**Given exercise**
Scan the listing below and copy every line holding "next".

**Items**
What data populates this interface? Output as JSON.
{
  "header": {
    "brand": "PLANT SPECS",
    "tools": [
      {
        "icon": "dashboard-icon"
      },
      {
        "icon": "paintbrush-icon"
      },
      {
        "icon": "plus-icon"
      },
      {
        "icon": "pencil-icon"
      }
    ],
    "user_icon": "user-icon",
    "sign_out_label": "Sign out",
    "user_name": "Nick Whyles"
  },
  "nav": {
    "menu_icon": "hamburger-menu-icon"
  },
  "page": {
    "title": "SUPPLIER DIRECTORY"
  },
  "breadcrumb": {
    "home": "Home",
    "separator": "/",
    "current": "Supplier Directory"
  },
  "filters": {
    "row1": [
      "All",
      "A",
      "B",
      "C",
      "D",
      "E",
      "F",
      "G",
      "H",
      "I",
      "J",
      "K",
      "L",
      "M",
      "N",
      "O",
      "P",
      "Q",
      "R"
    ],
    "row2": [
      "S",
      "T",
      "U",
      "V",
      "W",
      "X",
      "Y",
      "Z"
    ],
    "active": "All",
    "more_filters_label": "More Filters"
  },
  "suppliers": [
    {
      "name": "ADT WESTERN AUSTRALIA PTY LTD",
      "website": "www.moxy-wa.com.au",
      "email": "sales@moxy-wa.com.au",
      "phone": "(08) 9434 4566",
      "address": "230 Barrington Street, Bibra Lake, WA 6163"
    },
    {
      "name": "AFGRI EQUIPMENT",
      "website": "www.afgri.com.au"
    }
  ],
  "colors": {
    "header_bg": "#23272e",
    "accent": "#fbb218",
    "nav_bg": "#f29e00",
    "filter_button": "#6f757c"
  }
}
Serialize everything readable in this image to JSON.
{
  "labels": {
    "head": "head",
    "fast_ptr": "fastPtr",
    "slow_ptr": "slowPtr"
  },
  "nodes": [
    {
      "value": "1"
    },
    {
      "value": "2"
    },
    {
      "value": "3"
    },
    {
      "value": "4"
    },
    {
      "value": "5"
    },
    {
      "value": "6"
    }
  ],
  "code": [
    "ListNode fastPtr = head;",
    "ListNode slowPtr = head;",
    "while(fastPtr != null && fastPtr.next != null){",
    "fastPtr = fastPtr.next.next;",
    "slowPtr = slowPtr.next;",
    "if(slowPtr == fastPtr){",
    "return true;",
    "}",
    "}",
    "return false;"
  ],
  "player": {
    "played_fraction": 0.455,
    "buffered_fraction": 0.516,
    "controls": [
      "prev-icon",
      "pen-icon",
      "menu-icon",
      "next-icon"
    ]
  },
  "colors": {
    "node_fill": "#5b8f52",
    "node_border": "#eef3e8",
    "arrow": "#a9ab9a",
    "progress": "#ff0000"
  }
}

* * *

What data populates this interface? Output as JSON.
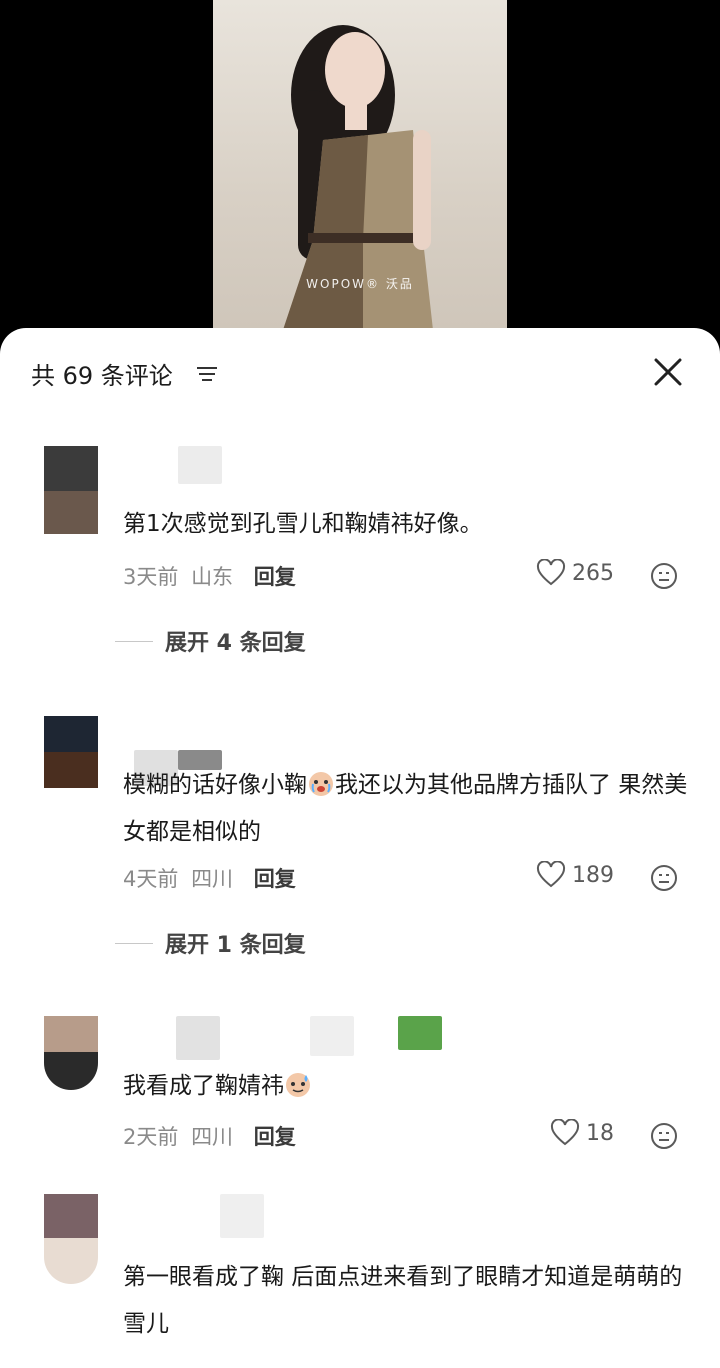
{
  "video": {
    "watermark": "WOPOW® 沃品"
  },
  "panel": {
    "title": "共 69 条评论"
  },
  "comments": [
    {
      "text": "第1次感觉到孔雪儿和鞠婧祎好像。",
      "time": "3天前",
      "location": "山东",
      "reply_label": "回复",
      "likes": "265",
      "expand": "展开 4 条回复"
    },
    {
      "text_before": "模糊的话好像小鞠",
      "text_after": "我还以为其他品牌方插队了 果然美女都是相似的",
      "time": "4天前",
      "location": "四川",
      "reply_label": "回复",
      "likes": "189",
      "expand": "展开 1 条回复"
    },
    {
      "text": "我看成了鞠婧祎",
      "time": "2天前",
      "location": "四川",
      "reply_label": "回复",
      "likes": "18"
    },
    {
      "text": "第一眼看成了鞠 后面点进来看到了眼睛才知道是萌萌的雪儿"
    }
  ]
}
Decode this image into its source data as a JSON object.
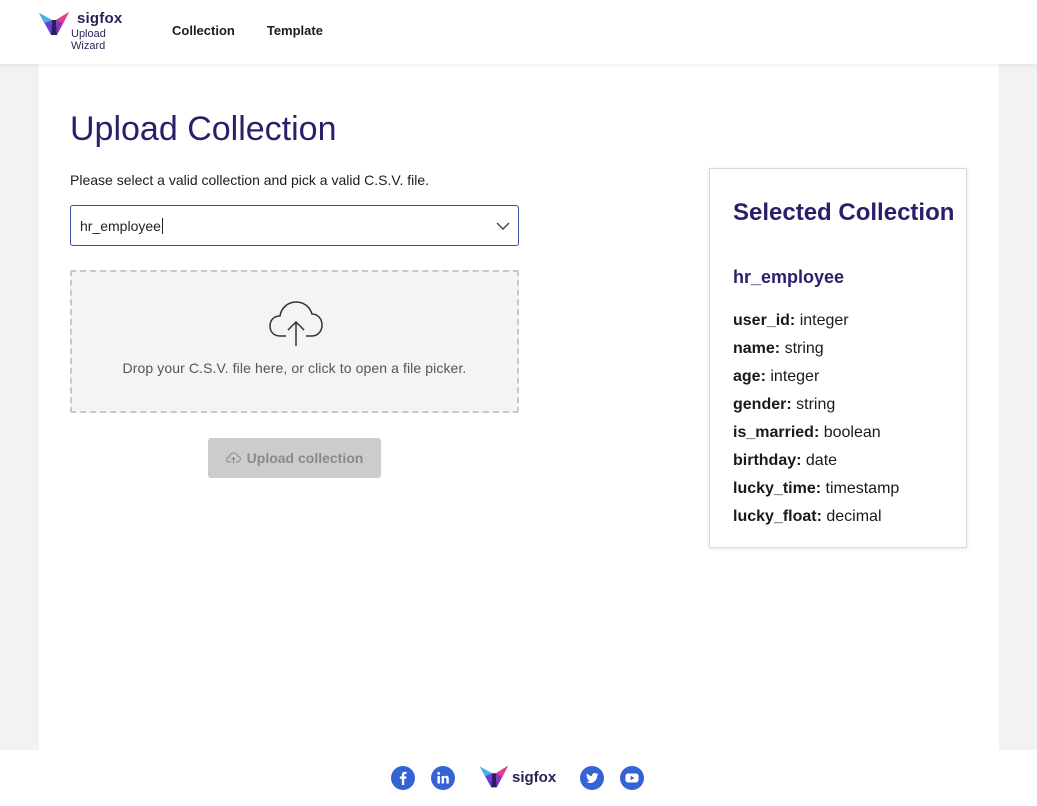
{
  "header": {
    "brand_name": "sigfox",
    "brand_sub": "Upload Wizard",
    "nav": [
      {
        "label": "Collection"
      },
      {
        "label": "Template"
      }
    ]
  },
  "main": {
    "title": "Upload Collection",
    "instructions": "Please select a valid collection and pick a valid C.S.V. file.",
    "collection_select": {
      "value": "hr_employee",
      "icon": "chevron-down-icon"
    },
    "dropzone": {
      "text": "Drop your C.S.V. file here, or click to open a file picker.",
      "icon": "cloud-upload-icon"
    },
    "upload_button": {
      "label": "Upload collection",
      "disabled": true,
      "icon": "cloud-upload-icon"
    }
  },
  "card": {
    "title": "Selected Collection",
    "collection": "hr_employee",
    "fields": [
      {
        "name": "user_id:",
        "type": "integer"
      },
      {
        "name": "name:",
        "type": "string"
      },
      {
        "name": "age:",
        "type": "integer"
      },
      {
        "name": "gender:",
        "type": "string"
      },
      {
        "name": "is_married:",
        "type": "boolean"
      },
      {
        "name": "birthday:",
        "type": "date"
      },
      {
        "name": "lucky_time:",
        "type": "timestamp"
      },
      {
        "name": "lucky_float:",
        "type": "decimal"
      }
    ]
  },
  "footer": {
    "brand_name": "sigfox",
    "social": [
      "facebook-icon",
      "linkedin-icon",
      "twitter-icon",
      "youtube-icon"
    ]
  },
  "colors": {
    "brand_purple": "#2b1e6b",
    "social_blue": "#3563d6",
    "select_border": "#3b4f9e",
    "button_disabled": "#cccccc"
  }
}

**Correct result**
    "while(fastPtr != null && fastPtr.next != null){",
    "fastPtr = fastPtr.next.next;",
    "slowPtr = slowPtr.next;",
      "next-icon"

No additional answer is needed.